**WORK REQUIRED**
Every entry should be reproduced precisely, with each picture left out.
Start of Block
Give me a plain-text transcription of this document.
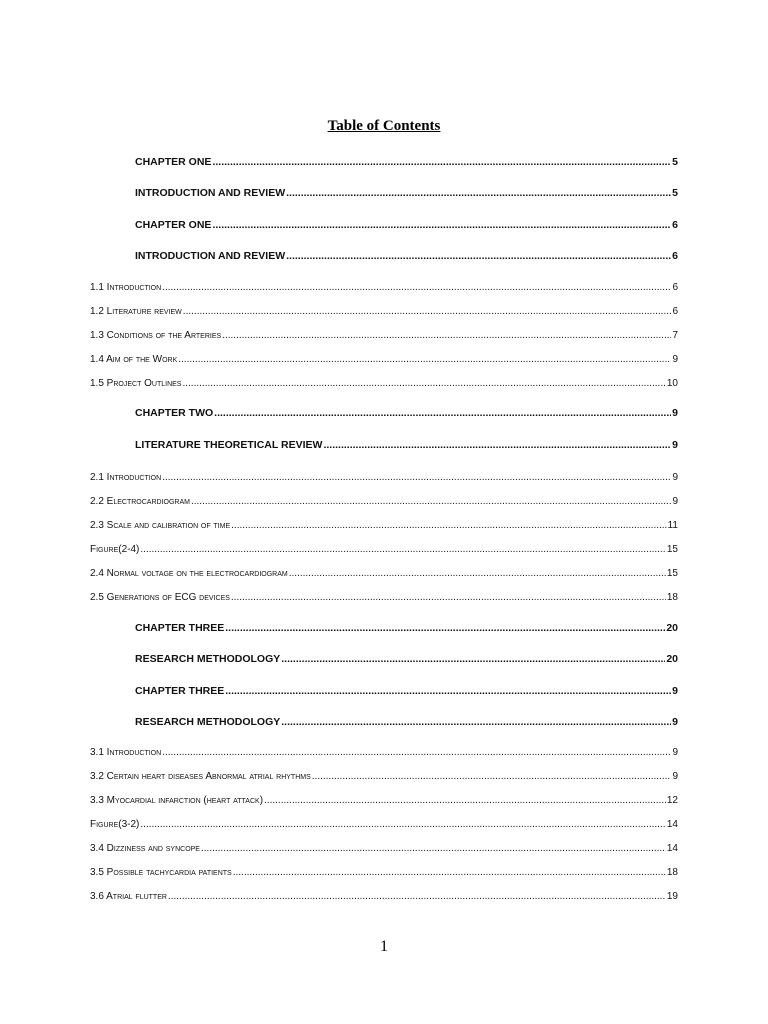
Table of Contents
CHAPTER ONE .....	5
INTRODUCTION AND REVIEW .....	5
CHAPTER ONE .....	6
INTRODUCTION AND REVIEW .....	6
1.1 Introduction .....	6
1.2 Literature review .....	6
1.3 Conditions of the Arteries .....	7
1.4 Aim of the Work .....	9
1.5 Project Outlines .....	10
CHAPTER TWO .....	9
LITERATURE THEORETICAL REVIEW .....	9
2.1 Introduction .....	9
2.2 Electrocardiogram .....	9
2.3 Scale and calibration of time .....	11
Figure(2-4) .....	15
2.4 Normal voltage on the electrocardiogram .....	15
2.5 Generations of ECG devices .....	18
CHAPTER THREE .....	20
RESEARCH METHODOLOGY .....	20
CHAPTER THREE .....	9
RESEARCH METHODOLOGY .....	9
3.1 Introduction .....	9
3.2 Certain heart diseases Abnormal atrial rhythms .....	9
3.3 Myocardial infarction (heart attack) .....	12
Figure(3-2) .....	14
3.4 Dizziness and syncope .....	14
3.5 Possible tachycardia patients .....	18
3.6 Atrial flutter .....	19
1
End of Block
**TASK ANSWER**
Give me a plain-text transcription of this document.
Table of Contents
CHAPTER ONE .....	5
INTRODUCTION AND REVIEW .....	5
CHAPTER ONE .....	6
INTRODUCTION AND REVIEW .....	6
1.1 Introduction .....	6
1.2 Literature review .....	6
1.3 Conditions of the Arteries .....	7
1.4 Aim of the Work .....	9
1.5 Project Outlines .....	10
CHAPTER TWO .....	9
LITERATURE THEORETICAL REVIEW .....	9
2.1 Introduction .....	9
2.2 Electrocardiogram .....	9
2.3 Scale and calibration of time .....	11
Figure(2-4) .....	15
2.4 Normal voltage on the electrocardiogram .....	15
2.5 Generations of ECG devices .....	18
CHAPTER THREE .....	20
RESEARCH METHODOLOGY .....	20
CHAPTER THREE .....	9
RESEARCH METHODOLOGY .....	9
3.1 Introduction .....	9
3.2 Certain heart diseases Abnormal atrial rhythms .....	9
3.3 Myocardial infarction (heart attack) .....	12
Figure(3-2) .....	14
3.4 Dizziness and syncope .....	14
3.5 Possible tachycardia patients .....	18
3.6 Atrial flutter .....	19
1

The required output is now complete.